Copy out the listing in full, exactly as written, but not its pictures.

_Supplied data_.
"""

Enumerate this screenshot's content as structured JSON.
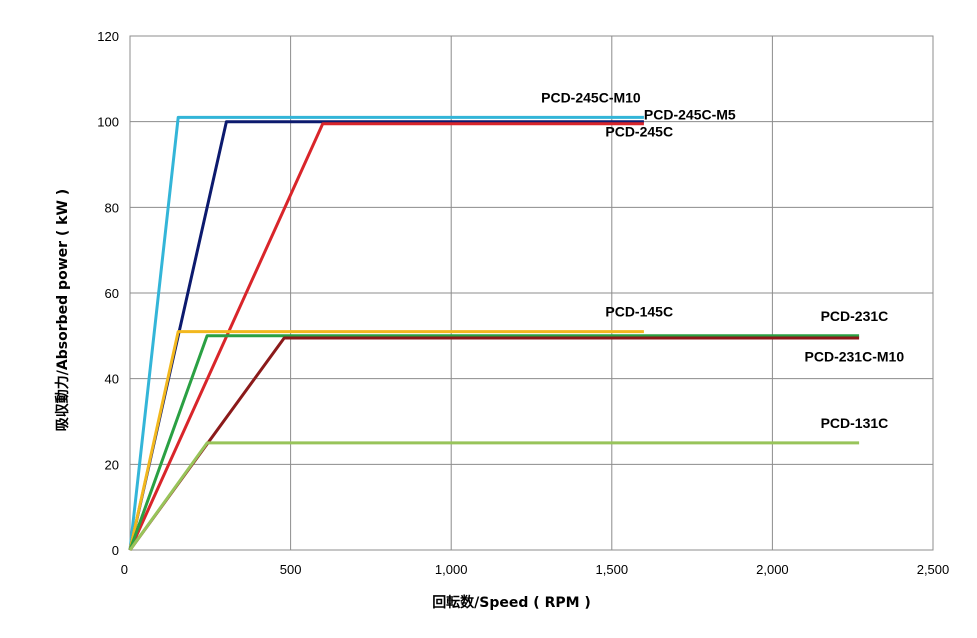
{
  "chart_data": {
    "type": "line",
    "title": "",
    "xlabel": "回転数/Speed ( RPM )",
    "ylabel": "吸収動力/Absorbed power ( kW )",
    "xlim": [
      0,
      2500
    ],
    "ylim": [
      0,
      120
    ],
    "x_ticks": [
      0,
      500,
      1000,
      1500,
      2000,
      2500
    ],
    "x_tick_labels": [
      "0",
      "500",
      "1,000",
      "1,500",
      "2,000",
      "2,500"
    ],
    "y_ticks": [
      0,
      20,
      40,
      60,
      80,
      100,
      120
    ],
    "y_tick_labels": [
      "0",
      "20",
      "40",
      "60",
      "80",
      "100",
      "120"
    ],
    "grid": true,
    "legend": "none",
    "series": [
      {
        "name": "PCD-245C-M10",
        "color": "#33b5d8",
        "points": [
          [
            0,
            0
          ],
          [
            150,
            101
          ],
          [
            1600,
            101
          ]
        ]
      },
      {
        "name": "PCD-245C-M5",
        "color": "#0c1a6e",
        "points": [
          [
            0,
            0
          ],
          [
            300,
            100
          ],
          [
            1600,
            100
          ]
        ]
      },
      {
        "name": "PCD-245C",
        "color": "#d9252a",
        "points": [
          [
            0,
            0
          ],
          [
            600,
            99.5
          ],
          [
            1600,
            99.5
          ]
        ]
      },
      {
        "name": "PCD-145C",
        "color": "#f2b81e",
        "points": [
          [
            0,
            0
          ],
          [
            150,
            51
          ],
          [
            1600,
            51
          ]
        ]
      },
      {
        "name": "PCD-231C",
        "color": "#2aa043",
        "points": [
          [
            0,
            0
          ],
          [
            240,
            50
          ],
          [
            2270,
            50
          ]
        ]
      },
      {
        "name": "PCD-231C-M10",
        "color": "#8b1a1a",
        "points": [
          [
            0,
            0
          ],
          [
            480,
            49.5
          ],
          [
            2270,
            49.5
          ]
        ]
      },
      {
        "name": "PCD-131C",
        "color": "#98c45a",
        "points": [
          [
            0,
            0
          ],
          [
            240,
            25
          ],
          [
            2270,
            25
          ]
        ]
      }
    ],
    "annotations": [
      {
        "text": "PCD-245C-M10",
        "x": 1280,
        "y": 104.5
      },
      {
        "text": "PCD-245C-M5",
        "x": 1600,
        "y": 100.5
      },
      {
        "text": "PCD-245C",
        "x": 1480,
        "y": 96.5
      },
      {
        "text": "PCD-145C",
        "x": 1480,
        "y": 54.5
      },
      {
        "text": "PCD-231C",
        "x": 2150,
        "y": 53.5
      },
      {
        "text": "PCD-231C-M10",
        "x": 2100,
        "y": 44
      },
      {
        "text": "PCD-131C",
        "x": 2150,
        "y": 28.5
      }
    ]
  }
}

"""

_Written answer_.
Enumerate this screenshot's content as structured JSON.
{
  "chart_data": {
    "type": "line",
    "title": "",
    "xlabel": "回転数/Speed ( RPM )",
    "ylabel": "吸収動力/Absorbed power ( kW )",
    "xlim": [
      0,
      2500
    ],
    "ylim": [
      0,
      120
    ],
    "x_ticks": [
      0,
      500,
      1000,
      1500,
      2000,
      2500
    ],
    "x_tick_labels": [
      "0",
      "500",
      "1,000",
      "1,500",
      "2,000",
      "2,500"
    ],
    "y_ticks": [
      0,
      20,
      40,
      60,
      80,
      100,
      120
    ],
    "y_tick_labels": [
      "0",
      "20",
      "40",
      "60",
      "80",
      "100",
      "120"
    ],
    "grid": true,
    "legend": "none",
    "series": [
      {
        "name": "PCD-245C-M10",
        "color": "#33b5d8",
        "points": [
          [
            0,
            0
          ],
          [
            150,
            101
          ],
          [
            1600,
            101
          ]
        ]
      },
      {
        "name": "PCD-245C-M5",
        "color": "#0c1a6e",
        "points": [
          [
            0,
            0
          ],
          [
            300,
            100
          ],
          [
            1600,
            100
          ]
        ]
      },
      {
        "name": "PCD-245C",
        "color": "#d9252a",
        "points": [
          [
            0,
            0
          ],
          [
            600,
            99.5
          ],
          [
            1600,
            99.5
          ]
        ]
      },
      {
        "name": "PCD-145C",
        "color": "#f2b81e",
        "points": [
          [
            0,
            0
          ],
          [
            150,
            51
          ],
          [
            1600,
            51
          ]
        ]
      },
      {
        "name": "PCD-231C",
        "color": "#2aa043",
        "points": [
          [
            0,
            0
          ],
          [
            240,
            50
          ],
          [
            2270,
            50
          ]
        ]
      },
      {
        "name": "PCD-231C-M10",
        "color": "#8b1a1a",
        "points": [
          [
            0,
            0
          ],
          [
            480,
            49.5
          ],
          [
            2270,
            49.5
          ]
        ]
      },
      {
        "name": "PCD-131C",
        "color": "#98c45a",
        "points": [
          [
            0,
            0
          ],
          [
            240,
            25
          ],
          [
            2270,
            25
          ]
        ]
      }
    ],
    "annotations": [
      {
        "text": "PCD-245C-M10",
        "x": 1280,
        "y": 104.5
      },
      {
        "text": "PCD-245C-M5",
        "x": 1600,
        "y": 100.5
      },
      {
        "text": "PCD-245C",
        "x": 1480,
        "y": 96.5
      },
      {
        "text": "PCD-145C",
        "x": 1480,
        "y": 54.5
      },
      {
        "text": "PCD-231C",
        "x": 2150,
        "y": 53.5
      },
      {
        "text": "PCD-231C-M10",
        "x": 2100,
        "y": 44
      },
      {
        "text": "PCD-131C",
        "x": 2150,
        "y": 28.5
      }
    ]
  }
}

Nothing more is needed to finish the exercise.